Agostino vescovo e l'episodio dell'estasi di Ostia

Agostino vescovo e l'episodio dell'estasi di Ostia

 

 

MAESTRO DI MONTBRON

1887-1890

Montbron, chiesa di san Maurizio

 

Agostino vescovo e Estasi di Ostia

 

 

 

La vetrata ha una doppia scena: nella parte superiore è stato raffigurato Agostino vescovo mentre impugna una penna per scrivere su un libro aperto. Il volto del santo è sbiancato e se ne intravedono solo i lineamenti. Nella parte inferiore la scena propone il celebre episodio dell'estasi di Ostia. L'impostazione risente del modello di Scheffer che ha avuto molteplici imitazioni.

 

La chiesa apparteneva ad un ex convento che nei secoli XII e XIII dipendeva dall'abbazia di Cluny. A nerd c'è una cappella del XVI secolo; l'abside e il campanile romanico furono ricostruiti da Paul Abadie nel XIX secolo. All'interno è ancora ben conservata la statua equestre di san Maurizio realizzata in legno policromo nel XII secolo.

La chiesa venne costruita durante l'episcopato di Girard II, un vescovo energico, dotato di acuta intelligenza.

Istruzione A → Ripeti alla lettera il brano del documento sulla vetrata di Montbron: parti dalle parole che contengono "La chiesa apparteneva" e fermati dopo "nel XII secolo.".
Istruzione B → Porta avanti la parte successiva del testo sulla vetrata di Agostino a Montbron, riprendendo subito dopo l'ultima frase riportata.

Materiale →
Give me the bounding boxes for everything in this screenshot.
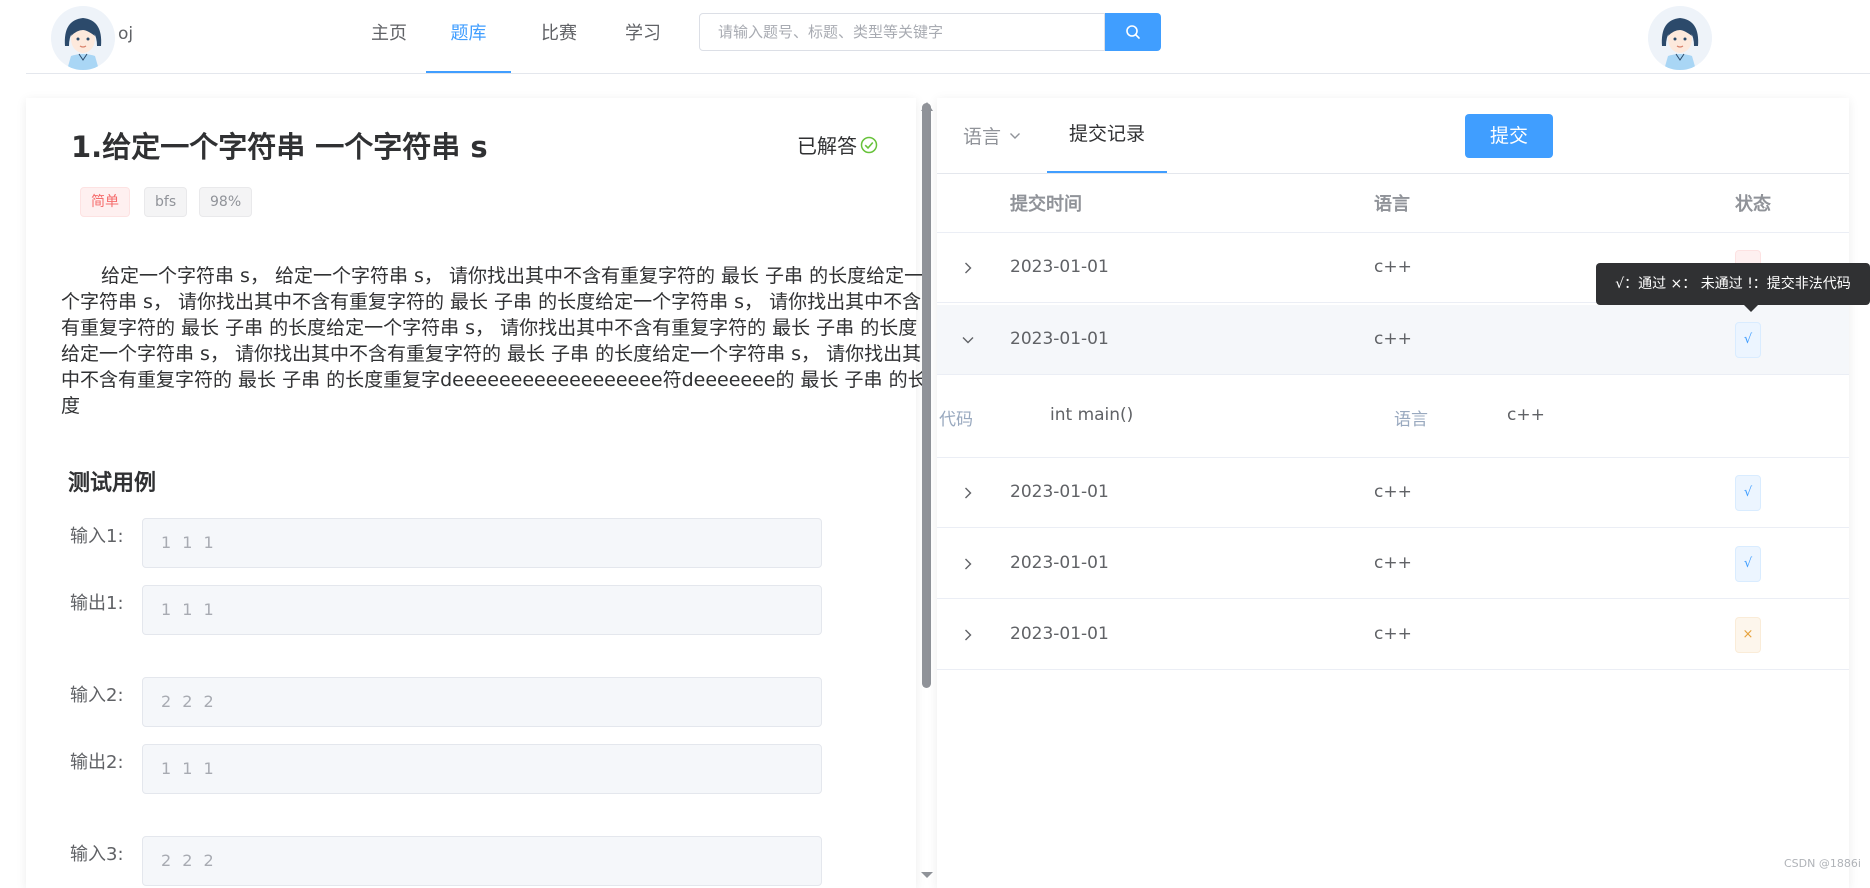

Risposta A →
La chiesa apparteneva ad un ex convento che nei secoli XII e XIII dipendeva dall'abbazia di Cluny. A nerd c'è una cappella del XVI secolo; l'abside e il campanile romanico furono ricostruiti da Paul Abadie nel XIX secolo. All'interno è ancora ben conservata la statua equestre di san Maurizio realizzata in legno policromo nel XII secolo.

Risposta B →
Essa sostituì una precedente chiesa, probabilmente gravemente danneggiata nel corso delle incursioni vichinghe. Fondata da un barone de Montbron, questo priorato era costituito da almeno sei religiosi la cui missione era quella di celebrare due messe al giorno nel convento e di distribuire elemosine ai poveri. Durante i disordini religiosi dal 1562 al 1670 il priorato di Montbron cadde in rovina e i contadini occuparono li territori dei monaci. La vita religiosa è ricominciata nel 1985 con l'arrivo dei Canonici Regolari di Sant'Agostino.

La chiesa è stata riparata più volte e recentemente ristrutturata, con la creazione di una sacrestia nel 1857 e di un fonte battesimale. Il coro è stato interamente ricostruito dall'architetto Paul Abadie nel 1860. Il campanile originariamente in legno e ottagonale fu ricomposto nel 1882. Colpito da un fulmine nel 1883, è stato completamente ricostruito in pietra nel 1887 dall'architetto Warin.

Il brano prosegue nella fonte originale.